Repeat word for word everything from the line containing "OCR this image." to the end of the listing, first and last lines included, and only that.

※

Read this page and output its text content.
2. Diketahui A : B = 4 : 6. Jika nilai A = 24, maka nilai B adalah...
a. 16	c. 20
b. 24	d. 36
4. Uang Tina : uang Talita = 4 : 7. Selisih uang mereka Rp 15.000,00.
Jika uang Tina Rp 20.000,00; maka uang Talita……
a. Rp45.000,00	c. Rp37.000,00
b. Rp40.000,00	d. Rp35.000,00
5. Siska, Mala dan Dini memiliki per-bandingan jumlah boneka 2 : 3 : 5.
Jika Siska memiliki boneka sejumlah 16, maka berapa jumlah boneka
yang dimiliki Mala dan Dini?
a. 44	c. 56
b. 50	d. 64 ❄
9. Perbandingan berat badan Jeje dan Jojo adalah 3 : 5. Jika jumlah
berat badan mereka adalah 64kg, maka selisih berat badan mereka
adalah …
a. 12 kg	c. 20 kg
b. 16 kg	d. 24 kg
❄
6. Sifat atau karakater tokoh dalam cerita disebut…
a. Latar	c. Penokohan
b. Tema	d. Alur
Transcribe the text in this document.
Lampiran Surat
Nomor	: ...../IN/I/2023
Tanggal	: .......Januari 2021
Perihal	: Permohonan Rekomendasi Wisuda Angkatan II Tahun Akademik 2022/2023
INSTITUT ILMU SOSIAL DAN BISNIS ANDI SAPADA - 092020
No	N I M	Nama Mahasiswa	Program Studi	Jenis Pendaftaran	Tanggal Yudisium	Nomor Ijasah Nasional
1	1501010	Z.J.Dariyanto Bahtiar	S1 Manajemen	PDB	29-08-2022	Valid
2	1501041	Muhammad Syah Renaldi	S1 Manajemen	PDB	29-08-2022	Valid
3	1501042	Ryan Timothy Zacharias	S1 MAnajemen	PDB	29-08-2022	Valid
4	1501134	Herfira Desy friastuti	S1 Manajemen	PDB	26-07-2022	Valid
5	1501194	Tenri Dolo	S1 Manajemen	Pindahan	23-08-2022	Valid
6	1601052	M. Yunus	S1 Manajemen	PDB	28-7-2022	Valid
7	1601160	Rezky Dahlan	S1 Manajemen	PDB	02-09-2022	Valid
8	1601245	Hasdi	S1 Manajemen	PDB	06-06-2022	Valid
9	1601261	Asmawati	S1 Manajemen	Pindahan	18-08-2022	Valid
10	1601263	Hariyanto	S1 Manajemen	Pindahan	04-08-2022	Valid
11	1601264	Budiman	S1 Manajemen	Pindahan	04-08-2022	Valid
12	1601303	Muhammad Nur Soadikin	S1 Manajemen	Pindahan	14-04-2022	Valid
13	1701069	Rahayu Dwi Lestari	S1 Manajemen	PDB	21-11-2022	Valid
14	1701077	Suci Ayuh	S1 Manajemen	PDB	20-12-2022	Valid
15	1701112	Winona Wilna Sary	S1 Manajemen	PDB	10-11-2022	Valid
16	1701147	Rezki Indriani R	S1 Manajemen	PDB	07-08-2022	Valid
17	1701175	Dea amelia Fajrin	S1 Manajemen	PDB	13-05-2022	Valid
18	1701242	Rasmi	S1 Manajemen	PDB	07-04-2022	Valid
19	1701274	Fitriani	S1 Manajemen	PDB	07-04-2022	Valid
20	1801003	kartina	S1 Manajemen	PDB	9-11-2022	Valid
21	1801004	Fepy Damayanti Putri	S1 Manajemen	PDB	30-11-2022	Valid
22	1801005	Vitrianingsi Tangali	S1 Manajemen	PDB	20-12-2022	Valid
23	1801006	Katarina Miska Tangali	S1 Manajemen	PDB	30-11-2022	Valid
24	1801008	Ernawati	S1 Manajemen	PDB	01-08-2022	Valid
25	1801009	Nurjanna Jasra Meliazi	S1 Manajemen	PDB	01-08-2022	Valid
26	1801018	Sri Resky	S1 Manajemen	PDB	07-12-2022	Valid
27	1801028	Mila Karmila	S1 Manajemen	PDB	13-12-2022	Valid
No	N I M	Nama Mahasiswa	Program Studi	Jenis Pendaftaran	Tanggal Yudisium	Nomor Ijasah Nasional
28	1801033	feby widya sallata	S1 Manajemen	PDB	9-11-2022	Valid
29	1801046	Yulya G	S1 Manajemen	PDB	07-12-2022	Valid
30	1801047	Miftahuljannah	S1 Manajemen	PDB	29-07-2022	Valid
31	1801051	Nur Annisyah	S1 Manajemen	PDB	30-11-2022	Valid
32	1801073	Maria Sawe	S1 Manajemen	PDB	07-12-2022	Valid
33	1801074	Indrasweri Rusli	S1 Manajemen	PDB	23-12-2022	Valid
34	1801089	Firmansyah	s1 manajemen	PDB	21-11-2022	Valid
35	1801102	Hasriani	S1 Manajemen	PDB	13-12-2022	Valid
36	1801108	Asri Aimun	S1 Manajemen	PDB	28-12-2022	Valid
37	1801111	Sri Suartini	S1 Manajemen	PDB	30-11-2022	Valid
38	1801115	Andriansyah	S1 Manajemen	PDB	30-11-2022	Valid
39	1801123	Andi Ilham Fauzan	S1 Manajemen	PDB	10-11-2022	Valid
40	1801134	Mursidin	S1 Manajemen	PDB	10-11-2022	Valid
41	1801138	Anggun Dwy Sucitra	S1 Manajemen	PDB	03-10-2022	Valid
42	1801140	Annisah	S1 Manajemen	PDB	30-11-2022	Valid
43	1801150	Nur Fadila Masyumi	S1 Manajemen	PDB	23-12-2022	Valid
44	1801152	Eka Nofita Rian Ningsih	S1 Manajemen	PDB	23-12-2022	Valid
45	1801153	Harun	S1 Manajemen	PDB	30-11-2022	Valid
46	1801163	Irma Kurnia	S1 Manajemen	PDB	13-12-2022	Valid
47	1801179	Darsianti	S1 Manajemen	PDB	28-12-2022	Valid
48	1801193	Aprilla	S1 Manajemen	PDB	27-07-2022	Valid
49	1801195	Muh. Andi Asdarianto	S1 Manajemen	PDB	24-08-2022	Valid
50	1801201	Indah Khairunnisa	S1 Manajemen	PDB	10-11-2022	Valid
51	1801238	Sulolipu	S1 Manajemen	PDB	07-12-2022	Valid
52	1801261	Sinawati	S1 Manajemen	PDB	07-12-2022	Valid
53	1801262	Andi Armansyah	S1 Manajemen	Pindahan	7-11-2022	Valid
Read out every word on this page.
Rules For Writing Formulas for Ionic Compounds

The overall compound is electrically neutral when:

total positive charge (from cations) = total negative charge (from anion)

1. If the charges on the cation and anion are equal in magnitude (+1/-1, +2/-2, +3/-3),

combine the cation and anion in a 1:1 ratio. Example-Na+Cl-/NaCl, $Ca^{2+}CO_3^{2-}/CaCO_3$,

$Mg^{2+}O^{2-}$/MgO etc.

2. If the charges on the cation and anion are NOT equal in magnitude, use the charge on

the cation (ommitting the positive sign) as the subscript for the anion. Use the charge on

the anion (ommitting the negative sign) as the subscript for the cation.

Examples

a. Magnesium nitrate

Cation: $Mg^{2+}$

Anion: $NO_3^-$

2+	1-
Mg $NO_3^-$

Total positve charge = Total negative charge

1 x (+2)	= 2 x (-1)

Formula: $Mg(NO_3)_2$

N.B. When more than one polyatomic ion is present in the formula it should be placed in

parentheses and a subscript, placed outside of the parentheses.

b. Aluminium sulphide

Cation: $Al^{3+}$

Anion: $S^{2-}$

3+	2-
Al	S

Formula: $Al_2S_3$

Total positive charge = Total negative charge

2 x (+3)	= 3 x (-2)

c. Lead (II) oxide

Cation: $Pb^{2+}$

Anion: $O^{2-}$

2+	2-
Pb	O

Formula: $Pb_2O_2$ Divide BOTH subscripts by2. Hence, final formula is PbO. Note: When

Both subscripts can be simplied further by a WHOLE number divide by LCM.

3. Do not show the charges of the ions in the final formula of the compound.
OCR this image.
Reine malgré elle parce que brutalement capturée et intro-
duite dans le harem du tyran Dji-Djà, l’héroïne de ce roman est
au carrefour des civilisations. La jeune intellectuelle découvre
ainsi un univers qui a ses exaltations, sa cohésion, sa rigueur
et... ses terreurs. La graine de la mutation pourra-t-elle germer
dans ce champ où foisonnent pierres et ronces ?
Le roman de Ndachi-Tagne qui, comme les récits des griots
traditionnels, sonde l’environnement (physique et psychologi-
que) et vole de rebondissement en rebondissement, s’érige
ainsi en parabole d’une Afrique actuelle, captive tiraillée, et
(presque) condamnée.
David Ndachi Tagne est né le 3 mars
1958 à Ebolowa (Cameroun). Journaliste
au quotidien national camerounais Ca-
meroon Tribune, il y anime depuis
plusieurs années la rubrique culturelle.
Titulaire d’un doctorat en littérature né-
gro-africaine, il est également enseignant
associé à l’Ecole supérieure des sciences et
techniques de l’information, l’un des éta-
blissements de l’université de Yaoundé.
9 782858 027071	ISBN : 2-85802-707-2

※

COMPLETE RESPONSE
OCR this image.
Reine malgré elle parce que brutalement capturée et intro-
duite dans le harem du tyran Dji-Djà, l’héroïne de ce roman est
au carrefour des civilisations. La jeune intellectuelle découvre
ainsi un univers qui a ses exaltations, sa cohésion, sa rigueur
et... ses terreurs. La graine de la mutation pourra-t-elle germer
dans ce champ où foisonnent pierres et ronces ?
Le roman de Ndachi-Tagne qui, comme les récits des griots
traditionnels, sonde l’environnement (physique et psychologi-
que) et vole de rebondissement en rebondissement, s’érige
ainsi en parabole d’une Afrique actuelle, captive tiraillée, et
(presque) condamnée.
David Ndachi Tagne est né le 3 mars
1958 à Ebolowa (Cameroun). Journaliste
au quotidien national camerounais Ca-
meroon Tribune, il y anime depuis
plusieurs années la rubrique culturelle.
Titulaire d’un doctorat en littérature né-
gro-africaine, il est également enseignant
associé à l’Ecole supérieure des sciences et
techniques de l’information, l’un des éta-
blissements de l’université de Yaoundé.
9 782858 027071	ISBN : 2-85802-707-2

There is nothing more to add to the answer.